» **Exercise prompt**
Lift every line from the entries that includes the word "segment".

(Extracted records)
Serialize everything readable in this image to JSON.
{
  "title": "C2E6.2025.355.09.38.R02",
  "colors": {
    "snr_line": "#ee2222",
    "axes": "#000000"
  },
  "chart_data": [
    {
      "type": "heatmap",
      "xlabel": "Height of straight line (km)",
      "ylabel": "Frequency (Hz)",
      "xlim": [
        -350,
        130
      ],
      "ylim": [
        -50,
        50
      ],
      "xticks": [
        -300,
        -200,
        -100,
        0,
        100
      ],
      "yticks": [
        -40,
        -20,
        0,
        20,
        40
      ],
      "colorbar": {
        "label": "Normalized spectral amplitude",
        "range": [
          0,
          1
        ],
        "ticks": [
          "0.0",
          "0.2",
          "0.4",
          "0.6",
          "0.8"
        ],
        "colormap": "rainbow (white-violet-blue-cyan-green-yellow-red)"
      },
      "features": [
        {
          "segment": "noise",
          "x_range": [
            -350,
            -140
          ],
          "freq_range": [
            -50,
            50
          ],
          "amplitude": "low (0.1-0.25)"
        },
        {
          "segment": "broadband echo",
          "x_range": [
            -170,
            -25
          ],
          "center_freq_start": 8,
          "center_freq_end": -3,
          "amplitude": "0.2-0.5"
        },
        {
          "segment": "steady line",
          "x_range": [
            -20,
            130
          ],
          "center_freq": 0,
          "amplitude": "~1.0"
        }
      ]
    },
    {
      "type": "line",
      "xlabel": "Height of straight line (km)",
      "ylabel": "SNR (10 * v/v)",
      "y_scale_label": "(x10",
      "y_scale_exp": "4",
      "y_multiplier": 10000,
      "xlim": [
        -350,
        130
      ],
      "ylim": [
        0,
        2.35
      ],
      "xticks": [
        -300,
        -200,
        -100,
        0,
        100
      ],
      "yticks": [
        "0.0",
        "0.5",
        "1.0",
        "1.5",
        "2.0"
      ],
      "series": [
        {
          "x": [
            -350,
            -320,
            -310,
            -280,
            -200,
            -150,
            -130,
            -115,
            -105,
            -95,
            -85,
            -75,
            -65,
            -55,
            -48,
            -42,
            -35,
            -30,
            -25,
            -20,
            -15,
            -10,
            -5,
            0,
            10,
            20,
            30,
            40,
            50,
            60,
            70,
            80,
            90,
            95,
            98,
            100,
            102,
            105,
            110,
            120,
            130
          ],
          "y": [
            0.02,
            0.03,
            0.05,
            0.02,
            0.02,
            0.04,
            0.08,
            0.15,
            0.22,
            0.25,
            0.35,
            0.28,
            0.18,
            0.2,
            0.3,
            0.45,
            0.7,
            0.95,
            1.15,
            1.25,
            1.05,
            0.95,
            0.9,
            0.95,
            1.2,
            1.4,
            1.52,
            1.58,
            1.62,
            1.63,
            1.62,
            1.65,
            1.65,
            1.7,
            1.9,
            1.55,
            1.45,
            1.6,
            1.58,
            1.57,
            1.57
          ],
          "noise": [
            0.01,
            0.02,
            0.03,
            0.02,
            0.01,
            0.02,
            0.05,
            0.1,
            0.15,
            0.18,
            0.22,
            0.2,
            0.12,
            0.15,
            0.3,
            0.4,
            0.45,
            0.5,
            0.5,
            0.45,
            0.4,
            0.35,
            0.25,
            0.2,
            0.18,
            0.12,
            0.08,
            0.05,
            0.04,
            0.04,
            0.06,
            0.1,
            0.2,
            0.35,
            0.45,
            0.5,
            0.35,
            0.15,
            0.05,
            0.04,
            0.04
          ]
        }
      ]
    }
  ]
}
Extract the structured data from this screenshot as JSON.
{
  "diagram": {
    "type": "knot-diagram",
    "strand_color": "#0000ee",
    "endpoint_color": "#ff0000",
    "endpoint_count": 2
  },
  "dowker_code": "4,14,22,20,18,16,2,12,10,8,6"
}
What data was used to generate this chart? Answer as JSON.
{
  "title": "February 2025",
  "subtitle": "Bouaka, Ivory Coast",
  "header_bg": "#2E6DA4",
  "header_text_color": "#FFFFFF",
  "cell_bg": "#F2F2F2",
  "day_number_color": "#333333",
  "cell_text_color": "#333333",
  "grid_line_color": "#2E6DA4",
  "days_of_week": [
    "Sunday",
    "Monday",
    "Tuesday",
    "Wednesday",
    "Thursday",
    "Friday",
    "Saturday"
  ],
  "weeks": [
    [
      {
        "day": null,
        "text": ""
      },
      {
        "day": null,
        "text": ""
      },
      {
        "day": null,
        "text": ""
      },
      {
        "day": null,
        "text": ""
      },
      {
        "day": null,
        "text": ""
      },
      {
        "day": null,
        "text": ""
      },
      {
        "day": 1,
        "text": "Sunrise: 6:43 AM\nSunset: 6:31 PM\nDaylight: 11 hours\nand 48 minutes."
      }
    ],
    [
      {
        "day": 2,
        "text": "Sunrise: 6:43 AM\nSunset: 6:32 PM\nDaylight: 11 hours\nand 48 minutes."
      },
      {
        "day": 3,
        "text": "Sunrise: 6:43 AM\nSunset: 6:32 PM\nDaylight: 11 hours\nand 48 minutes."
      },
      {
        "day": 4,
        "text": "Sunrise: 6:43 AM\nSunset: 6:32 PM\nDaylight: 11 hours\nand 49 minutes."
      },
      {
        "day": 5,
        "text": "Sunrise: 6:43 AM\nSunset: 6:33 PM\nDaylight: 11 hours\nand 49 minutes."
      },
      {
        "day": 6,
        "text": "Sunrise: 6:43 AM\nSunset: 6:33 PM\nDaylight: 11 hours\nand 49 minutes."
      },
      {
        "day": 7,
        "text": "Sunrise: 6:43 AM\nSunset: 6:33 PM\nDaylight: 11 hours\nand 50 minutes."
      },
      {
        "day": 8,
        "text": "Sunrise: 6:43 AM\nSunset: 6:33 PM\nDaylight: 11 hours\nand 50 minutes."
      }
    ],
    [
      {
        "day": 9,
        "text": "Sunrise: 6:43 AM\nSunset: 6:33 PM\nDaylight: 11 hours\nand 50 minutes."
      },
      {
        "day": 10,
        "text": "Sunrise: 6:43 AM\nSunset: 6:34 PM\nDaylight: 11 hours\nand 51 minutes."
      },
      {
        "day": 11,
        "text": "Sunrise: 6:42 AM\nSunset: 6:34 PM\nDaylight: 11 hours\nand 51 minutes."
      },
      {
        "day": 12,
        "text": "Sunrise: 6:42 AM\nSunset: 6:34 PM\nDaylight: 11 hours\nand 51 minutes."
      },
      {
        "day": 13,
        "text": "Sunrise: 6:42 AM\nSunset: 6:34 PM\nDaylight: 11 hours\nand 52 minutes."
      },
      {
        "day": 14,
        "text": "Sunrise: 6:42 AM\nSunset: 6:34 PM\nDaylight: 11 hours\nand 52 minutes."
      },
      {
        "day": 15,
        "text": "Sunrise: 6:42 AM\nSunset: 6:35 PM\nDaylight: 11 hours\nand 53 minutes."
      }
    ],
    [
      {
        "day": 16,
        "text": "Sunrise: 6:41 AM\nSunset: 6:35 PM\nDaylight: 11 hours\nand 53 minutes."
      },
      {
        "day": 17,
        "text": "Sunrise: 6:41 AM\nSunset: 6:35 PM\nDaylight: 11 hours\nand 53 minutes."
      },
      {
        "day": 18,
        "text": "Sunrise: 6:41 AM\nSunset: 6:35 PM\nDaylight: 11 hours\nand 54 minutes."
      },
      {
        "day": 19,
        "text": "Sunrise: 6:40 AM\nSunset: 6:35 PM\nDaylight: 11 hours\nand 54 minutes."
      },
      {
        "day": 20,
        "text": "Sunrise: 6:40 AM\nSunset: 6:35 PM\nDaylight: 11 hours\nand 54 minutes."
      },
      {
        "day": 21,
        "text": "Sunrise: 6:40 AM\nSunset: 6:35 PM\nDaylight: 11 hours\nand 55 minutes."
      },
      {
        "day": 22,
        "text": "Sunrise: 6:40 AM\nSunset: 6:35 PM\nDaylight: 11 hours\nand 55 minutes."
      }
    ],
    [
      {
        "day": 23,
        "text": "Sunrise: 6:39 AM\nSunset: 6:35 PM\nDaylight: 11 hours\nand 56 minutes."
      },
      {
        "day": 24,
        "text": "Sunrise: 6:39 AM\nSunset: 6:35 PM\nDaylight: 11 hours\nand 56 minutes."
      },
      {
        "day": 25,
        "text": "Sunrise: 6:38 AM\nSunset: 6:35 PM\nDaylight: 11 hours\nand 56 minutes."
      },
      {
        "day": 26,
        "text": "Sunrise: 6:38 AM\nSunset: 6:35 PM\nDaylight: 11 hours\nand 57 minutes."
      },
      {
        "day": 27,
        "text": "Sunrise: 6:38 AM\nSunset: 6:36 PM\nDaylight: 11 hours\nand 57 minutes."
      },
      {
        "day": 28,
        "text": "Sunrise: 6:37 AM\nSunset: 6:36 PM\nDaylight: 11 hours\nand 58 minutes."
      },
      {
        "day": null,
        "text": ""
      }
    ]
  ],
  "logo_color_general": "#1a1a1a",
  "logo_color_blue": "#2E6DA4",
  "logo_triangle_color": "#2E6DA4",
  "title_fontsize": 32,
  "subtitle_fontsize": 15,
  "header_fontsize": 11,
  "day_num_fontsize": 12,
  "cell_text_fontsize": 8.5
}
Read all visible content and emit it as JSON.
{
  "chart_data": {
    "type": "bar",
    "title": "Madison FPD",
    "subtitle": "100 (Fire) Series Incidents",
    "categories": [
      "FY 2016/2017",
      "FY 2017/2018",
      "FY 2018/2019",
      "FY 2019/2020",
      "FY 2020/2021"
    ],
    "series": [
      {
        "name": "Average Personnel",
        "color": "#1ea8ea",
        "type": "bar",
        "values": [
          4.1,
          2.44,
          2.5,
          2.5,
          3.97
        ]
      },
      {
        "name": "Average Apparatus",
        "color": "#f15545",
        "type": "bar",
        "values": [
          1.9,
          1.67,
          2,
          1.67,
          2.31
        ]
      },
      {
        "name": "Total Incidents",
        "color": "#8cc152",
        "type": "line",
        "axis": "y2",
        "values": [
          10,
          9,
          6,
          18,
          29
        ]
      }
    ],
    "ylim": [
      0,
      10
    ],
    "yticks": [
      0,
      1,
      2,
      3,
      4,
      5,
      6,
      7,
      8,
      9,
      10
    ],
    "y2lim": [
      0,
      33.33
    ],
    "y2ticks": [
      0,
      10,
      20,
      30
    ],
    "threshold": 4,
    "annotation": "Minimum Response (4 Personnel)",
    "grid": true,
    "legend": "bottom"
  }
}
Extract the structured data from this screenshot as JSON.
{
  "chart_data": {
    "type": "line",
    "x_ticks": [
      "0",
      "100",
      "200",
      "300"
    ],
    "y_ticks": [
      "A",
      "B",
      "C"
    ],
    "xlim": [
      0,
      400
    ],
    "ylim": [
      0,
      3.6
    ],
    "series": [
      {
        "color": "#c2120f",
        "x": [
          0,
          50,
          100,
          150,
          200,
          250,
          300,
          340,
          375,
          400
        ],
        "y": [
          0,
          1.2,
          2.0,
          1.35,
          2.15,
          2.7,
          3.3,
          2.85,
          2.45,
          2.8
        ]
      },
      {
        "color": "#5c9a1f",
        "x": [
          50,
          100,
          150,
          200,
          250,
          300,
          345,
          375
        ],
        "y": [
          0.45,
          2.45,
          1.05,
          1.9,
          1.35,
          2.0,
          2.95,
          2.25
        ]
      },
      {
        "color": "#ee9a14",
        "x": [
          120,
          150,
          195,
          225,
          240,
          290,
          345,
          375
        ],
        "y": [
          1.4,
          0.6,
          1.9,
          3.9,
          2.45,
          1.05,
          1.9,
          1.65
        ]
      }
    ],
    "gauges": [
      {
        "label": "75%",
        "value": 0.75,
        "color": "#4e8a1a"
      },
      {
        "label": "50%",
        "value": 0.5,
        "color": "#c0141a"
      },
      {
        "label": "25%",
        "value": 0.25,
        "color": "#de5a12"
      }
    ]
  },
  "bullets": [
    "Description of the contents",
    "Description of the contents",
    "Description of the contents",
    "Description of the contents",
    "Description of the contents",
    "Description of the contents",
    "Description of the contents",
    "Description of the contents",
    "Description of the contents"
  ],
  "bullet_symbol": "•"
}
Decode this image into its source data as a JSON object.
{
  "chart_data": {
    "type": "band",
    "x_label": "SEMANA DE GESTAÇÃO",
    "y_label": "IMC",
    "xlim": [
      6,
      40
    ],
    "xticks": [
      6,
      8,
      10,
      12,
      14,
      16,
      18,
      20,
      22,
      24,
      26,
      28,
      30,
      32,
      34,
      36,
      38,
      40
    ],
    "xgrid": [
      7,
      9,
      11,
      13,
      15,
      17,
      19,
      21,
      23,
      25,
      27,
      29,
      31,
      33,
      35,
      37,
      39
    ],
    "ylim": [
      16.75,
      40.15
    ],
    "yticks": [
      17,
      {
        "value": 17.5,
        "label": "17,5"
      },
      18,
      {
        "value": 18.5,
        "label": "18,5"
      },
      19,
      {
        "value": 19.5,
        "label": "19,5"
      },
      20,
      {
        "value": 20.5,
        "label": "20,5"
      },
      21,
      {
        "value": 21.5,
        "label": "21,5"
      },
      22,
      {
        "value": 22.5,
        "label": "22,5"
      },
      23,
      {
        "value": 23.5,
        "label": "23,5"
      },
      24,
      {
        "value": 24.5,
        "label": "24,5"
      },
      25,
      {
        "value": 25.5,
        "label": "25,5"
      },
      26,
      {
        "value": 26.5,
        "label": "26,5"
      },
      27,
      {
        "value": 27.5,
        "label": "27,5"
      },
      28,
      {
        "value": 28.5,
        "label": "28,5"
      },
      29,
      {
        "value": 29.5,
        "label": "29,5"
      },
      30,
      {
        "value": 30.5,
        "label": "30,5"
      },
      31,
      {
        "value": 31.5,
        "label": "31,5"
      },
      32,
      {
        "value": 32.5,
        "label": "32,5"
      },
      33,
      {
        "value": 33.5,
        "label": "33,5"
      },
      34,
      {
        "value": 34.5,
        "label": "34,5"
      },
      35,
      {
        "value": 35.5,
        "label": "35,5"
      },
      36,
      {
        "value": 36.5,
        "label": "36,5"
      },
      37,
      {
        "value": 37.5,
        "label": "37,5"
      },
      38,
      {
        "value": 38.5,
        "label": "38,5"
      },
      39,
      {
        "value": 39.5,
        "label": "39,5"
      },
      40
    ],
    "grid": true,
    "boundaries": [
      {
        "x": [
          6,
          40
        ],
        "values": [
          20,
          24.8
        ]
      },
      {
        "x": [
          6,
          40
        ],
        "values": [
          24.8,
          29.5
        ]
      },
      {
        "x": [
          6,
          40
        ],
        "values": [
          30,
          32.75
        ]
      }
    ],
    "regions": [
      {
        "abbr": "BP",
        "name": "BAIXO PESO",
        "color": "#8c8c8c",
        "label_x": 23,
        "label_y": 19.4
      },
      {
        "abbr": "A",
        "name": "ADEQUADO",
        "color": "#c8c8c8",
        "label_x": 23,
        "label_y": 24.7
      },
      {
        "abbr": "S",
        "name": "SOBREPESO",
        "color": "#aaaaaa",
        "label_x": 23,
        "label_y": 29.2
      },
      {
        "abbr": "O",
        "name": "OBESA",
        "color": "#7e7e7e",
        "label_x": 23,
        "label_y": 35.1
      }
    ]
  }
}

» **Right answer**
          "segment": "noise",
          "segment": "broadband echo",
          "segment": "steady line",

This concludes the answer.